— start of Input data —
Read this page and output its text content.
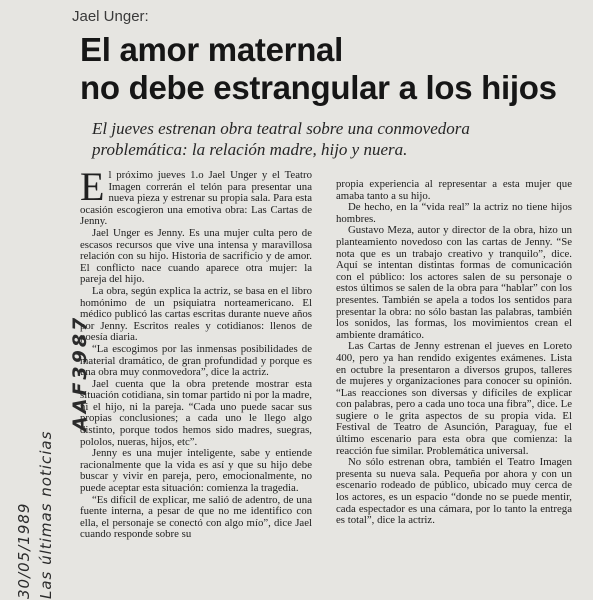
Jael Unger:
El amor maternal
no debe estrangular a los hijos
El jueves estrenan obra teatral sobre una conmovedora problemática: la relación madre, hijo y nuera.

El próximo jueves 1.o Jael Unger y el Teatro Imagen correrán el telón para presentar una nueva pieza y estrenar su propia sala. Para esta ocasión escogieron una emotiva obra: Las Cartas de Jenny.

Jael Unger es Jenny. Es una mujer culta pero de escasos recursos que vive una intensa y maravillosa relación con su hijo. Historia de sacrificio y de amor. El conflicto nace cuando aparece otra mujer: la pareja del hijo.

La obra, según explica la actriz, se basa en el libro homónimo de un psiquiatra norteamericano. El médico publicó las cartas escritas durante nueve años por Jenny. Escritos reales y cotidianos: llenos de poesía diaria.

“La escogimos por las inmensas posibilidades de material dramático, de gran profundidad y porque es una obra muy conmovedora”, dice la actriz.

Jael cuenta que la obra pretende mostrar esta situación cotidiana, sin tomar partido ni por la madre, ni el hijo, ni la pareja. “Cada uno puede sacar sus propias conclusiones; a cada uno le llego algo distinto, porque todos hemos sido madres, suegras, pololos, nueras, hijos, etc”.

Jenny es una mujer inteligente, sabe y entiende racionalmente que la vida es así y que su hijo debe buscar y vivir en pareja, pero, emocionalmente, no puede aceptar esta situación: comienza la tragedia.

“Es difícil de explicar, me salió de adentro, de una fuente interna, a pesar de que no me identifico con ella, el personaje se conectó con algo mío”, dice Jael cuando responde sobre su

propia experiencia al representar a esta mujer que amaba tanto a su hijo.

De hecho, en la “vida real” la actriz no tiene hijos hombres.

Gustavo Meza, autor y director de la obra, hizo un planteamiento novedoso con las cartas de Jenny. “Se nota que es un trabajo creativo y tranquilo”, dice. Aquí se intentan distintas formas de comunicación con el público: los actores salen de su personaje o estos últimos se salen de la obra para “hablar” con los presentes. También se apela a todos los sentidos para presentar la obra: no sólo bastan las palabras, también los sonidos, las formas, los movimientos crean el ambiente dramático.

Las Cartas de Jenny estrenan el jueves en Loreto 400, pero ya han rendido exigentes exámenes. Lista en octubre la presentaron a diversos grupos, talleres de mujeres y organizaciones para conocer su opinión. “Las reacciones son diversas y difíciles de explicar con palabras, pero a cada uno toca una fibra”, dice. Le sugiere o le grita aspectos de su propia vida. El Festival de Teatro de Asunción, Paraguay, fue el último escenario para esta obra que comienza: la reacción fue similar. Problemática universal.

No sólo estrenan obra, también el Teatro Imagen presenta su nueva sala. Pequeña por ahora y con un escenario rodeado de público, ubicado muy cerca de los actores, es un espacio “donde no se puede mentir, cada espectador es una cámara, por lo tanto la entrega es total”, dice la actriz.

AAF3987
30/05/1989 Las últimas noticias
— end of Input data —
Task:
In the listing, find each line with the string "pareja" and copy it.

Answer for this exercise:
Jael Unger es Jenny. Es una mujer culta pero de escasos recursos que vive una intensa y maravillosa relación con su hijo. Historia de sacrificio y de amor. El conflicto nace cuando aparece otra mujer: la pareja del hijo.
Jael cuenta que la obra pretende mostrar esta situación cotidiana, sin tomar partido ni por la madre, ni el hijo, ni la pareja. “Cada uno puede sacar sus propias conclusiones; a cada uno le llego algo distinto, porque todos hemos sido madres, suegras, pololos, nueras, hijos, etc”.
Jenny es una mujer inteligente, sabe y entiende racionalmente que la vida es así y que su hijo debe buscar y vivir en pareja, pero, emocionalmente, no puede aceptar esta situación: comienza la tragedia.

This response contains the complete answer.